--- BEGIN ---

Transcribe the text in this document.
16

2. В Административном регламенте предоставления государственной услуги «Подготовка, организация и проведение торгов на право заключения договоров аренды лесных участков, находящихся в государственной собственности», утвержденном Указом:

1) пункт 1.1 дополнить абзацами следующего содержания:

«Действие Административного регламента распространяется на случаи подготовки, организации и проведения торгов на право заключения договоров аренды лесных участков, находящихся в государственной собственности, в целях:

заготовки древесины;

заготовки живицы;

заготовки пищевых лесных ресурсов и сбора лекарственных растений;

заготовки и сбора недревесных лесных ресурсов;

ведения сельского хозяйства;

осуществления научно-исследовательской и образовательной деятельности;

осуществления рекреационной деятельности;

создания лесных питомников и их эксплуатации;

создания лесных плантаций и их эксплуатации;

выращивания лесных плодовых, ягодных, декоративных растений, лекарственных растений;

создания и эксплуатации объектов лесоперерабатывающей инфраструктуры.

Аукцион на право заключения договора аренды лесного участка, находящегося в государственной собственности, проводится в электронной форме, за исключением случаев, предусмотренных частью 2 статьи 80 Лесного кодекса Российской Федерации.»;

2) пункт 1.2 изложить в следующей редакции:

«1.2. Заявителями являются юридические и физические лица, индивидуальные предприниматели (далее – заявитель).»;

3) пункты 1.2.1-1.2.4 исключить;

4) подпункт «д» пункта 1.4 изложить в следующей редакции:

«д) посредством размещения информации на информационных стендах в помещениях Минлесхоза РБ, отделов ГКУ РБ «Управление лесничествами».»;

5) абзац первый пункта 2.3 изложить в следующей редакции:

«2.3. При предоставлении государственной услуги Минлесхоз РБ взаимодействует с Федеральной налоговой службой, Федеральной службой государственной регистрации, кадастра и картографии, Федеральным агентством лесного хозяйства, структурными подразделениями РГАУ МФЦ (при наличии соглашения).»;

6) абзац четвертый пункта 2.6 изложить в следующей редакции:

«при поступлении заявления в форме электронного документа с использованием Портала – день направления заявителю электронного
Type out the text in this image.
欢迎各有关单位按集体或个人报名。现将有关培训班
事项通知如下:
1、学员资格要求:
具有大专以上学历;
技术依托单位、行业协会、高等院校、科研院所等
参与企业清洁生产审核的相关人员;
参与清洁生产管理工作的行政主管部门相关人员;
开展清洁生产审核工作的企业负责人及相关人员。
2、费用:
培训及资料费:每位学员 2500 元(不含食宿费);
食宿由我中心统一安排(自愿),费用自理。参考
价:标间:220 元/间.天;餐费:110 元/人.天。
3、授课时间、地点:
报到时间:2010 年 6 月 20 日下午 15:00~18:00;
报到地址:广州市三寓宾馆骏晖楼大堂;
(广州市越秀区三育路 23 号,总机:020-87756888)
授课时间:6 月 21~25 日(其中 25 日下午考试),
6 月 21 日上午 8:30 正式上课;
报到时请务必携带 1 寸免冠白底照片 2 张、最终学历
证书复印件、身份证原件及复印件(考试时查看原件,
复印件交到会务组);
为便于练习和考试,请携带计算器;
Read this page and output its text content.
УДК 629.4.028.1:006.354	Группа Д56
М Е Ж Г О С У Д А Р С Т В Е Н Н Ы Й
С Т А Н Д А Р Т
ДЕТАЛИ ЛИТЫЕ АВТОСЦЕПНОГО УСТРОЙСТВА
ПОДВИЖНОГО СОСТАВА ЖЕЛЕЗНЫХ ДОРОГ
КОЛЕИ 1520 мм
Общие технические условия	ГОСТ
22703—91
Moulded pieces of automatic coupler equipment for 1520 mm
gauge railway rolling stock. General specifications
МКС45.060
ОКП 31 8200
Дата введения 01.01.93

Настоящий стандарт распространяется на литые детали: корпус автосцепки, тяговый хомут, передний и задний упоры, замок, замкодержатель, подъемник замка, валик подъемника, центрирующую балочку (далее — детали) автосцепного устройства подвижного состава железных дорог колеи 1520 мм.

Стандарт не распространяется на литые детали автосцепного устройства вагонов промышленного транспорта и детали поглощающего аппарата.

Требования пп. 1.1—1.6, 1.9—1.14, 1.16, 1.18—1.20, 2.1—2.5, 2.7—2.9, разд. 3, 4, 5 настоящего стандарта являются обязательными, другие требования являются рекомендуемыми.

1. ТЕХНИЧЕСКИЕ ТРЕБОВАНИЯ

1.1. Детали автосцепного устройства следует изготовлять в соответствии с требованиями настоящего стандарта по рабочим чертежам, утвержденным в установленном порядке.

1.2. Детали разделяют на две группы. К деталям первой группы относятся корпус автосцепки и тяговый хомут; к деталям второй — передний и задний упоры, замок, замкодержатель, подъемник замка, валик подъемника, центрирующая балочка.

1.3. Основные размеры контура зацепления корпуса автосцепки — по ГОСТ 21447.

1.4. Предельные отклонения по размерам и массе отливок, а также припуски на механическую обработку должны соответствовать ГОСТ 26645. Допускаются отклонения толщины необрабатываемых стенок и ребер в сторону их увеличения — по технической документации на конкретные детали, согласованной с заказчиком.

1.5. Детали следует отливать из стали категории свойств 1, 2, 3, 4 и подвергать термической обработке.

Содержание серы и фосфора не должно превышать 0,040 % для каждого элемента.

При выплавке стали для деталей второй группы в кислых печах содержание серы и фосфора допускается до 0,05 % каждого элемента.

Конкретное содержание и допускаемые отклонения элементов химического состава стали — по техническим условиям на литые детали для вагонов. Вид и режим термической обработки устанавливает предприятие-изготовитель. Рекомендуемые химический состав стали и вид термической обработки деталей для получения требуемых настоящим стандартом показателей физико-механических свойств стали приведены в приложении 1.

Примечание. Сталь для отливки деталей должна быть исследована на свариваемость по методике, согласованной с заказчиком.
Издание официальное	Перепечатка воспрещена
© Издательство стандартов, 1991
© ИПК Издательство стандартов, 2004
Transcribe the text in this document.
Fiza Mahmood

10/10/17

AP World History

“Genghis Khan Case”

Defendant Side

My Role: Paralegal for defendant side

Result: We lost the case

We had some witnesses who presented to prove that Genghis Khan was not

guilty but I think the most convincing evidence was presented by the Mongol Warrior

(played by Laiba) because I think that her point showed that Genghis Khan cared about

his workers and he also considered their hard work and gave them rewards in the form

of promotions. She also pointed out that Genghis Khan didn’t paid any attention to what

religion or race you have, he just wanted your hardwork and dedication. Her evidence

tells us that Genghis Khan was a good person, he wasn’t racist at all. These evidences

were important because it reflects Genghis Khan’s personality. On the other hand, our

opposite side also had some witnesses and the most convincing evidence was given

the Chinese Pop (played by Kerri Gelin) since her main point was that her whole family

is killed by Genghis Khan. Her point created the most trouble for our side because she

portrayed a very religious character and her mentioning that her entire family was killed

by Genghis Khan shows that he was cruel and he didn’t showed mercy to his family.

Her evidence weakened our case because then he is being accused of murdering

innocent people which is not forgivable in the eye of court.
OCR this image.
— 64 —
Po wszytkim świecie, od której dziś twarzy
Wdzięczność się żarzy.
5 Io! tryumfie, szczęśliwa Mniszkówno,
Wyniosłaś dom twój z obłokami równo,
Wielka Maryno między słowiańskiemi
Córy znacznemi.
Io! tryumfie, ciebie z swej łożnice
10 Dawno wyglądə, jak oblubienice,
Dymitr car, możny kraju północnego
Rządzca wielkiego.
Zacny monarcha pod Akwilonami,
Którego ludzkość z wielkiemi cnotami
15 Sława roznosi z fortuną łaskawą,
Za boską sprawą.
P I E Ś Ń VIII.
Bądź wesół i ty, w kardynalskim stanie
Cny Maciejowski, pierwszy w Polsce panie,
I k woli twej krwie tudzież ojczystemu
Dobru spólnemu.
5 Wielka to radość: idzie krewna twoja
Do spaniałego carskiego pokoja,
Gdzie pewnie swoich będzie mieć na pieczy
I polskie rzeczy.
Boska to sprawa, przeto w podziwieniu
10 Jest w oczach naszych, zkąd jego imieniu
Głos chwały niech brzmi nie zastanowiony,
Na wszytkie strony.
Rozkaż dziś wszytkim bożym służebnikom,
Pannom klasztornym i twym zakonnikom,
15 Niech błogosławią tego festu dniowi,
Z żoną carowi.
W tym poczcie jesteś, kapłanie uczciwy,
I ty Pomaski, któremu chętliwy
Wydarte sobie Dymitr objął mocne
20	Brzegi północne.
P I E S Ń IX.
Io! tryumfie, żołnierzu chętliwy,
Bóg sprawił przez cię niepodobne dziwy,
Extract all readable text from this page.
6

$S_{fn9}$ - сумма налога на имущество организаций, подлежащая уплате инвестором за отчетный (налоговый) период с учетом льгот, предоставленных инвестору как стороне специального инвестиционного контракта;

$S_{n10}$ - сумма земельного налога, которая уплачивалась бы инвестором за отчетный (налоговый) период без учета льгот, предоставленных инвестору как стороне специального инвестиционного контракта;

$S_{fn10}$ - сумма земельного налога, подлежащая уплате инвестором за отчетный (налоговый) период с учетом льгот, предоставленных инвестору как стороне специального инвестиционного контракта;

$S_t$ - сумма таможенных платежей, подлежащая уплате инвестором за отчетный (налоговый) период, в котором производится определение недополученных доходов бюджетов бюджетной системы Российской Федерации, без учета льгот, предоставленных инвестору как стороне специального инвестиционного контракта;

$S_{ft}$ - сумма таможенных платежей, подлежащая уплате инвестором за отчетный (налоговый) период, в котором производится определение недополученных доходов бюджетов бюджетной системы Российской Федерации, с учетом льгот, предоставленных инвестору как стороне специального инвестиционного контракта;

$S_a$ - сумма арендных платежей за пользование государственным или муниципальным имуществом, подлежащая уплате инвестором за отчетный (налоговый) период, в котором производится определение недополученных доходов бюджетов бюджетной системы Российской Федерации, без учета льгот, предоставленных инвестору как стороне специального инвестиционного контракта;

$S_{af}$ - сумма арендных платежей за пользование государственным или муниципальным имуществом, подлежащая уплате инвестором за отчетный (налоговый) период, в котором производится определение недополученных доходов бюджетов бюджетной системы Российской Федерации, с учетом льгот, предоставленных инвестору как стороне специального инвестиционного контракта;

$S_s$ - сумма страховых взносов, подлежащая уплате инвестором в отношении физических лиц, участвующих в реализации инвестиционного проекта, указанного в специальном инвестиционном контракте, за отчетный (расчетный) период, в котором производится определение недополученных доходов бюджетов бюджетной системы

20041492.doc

--- END ---

• Exercise instructions
Gather and copy every line of the data in which the string "presented" is found.

• Task output
We had some witnesses who presented to prove that Genghis Khan was not
guilty but I think the most convincing evidence was presented by the Mongol Warrior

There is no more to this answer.